▶ [DATASET RECORDS]:

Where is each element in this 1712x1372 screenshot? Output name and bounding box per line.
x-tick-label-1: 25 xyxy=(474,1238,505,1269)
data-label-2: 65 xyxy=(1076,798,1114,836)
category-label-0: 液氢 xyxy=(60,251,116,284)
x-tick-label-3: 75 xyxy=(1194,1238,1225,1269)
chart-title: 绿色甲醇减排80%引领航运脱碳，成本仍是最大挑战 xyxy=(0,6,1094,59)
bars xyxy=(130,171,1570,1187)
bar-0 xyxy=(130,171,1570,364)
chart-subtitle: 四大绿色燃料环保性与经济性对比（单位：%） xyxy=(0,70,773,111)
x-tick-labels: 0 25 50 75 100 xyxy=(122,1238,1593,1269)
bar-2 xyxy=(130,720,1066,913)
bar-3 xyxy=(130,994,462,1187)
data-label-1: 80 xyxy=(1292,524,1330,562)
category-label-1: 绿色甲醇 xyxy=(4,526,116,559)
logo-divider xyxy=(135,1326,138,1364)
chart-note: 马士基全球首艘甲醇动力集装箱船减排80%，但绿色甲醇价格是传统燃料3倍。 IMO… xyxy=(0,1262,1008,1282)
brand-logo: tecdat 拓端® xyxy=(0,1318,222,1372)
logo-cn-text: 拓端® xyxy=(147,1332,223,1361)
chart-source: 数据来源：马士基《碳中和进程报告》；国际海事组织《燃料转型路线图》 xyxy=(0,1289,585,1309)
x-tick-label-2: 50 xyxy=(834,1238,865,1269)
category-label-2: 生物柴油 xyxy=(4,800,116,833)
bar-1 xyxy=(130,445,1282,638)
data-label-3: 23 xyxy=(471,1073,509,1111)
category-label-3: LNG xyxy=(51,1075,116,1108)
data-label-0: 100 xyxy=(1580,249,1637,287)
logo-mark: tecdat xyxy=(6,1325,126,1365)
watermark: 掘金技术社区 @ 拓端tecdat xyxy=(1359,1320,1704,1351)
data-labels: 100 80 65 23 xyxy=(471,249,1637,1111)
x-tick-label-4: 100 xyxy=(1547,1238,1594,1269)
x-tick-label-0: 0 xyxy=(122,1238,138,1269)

▶ [STATED TASK]: Filter the data above down to the lines that contain the string "chart", and copy each matching line unchanged.

▶ [TASK ANSWER]:
chart-title: 绿色甲醇减排80%引领航运脱碳，成本仍是最大挑战 xyxy=(0,6,1094,59)
chart-subtitle: 四大绿色燃料环保性与经济性对比（单位：%） xyxy=(0,70,773,111)
chart-note: 马士基全球首艘甲醇动力集装箱船减排80%，但绿色甲醇价格是传统燃料3倍。 IMO… xyxy=(0,1262,1008,1282)
chart-source: 数据来源：马士基《碳中和进程报告》；国际海事组织《燃料转型路线图》 xyxy=(0,1289,585,1309)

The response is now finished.